REQUIREMENTS:
Quote the listing in full, exactly as given, minus any pictures.

[begin MATERIAL]

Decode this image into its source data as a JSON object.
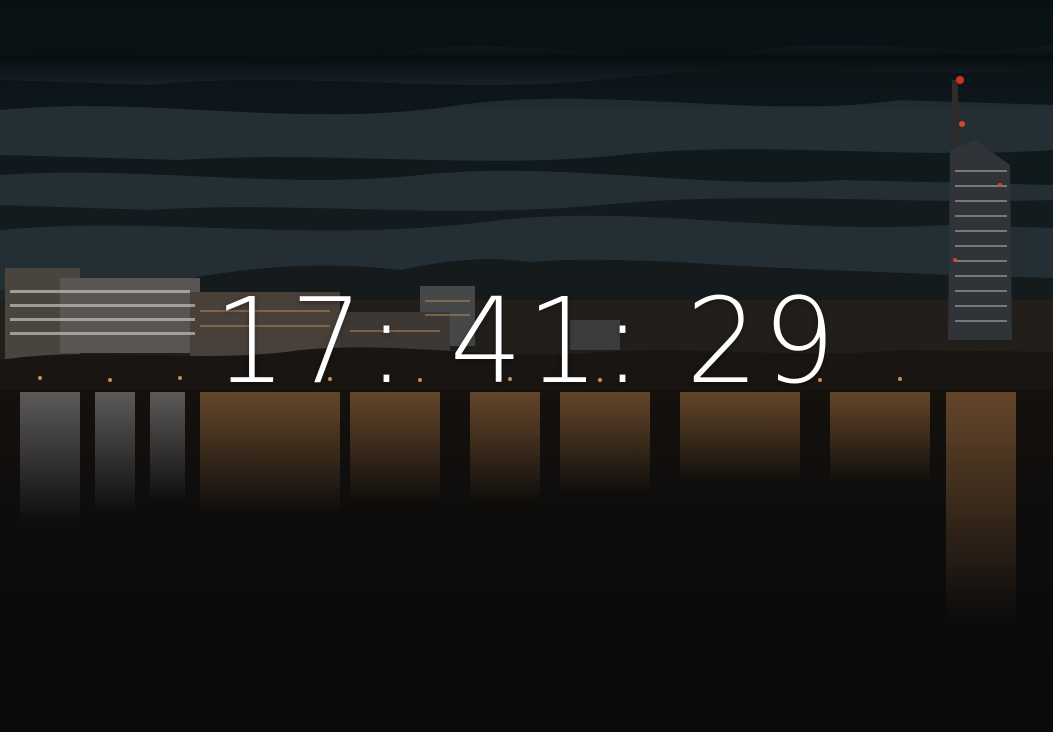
{
  "clock": {
    "time": "17: 41: 29"
  },
  "background": {
    "description_icon": "night-city-lake-photo",
    "colors": {
      "sky_dark": "#0b1418",
      "sky_teal": "#13262d",
      "lights_warm": "#d08a4a",
      "water": "#0e0e0f",
      "beacon": "#ff3b1f"
    }
  }
}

[end MATERIAL]

RESPONSE TO THE TASK:
Decode this image into its source data as a JSON object.
{
  "clock": {
    "time": "17: 41: 29"
  },
  "background": {
    "description_icon": "night-city-lake-photo",
    "colors": {
      "sky_dark": "#0b1418",
      "sky_teal": "#13262d",
      "lights_warm": "#d08a4a",
      "water": "#0e0e0f",
      "beacon": "#ff3b1f"
    }
  }
}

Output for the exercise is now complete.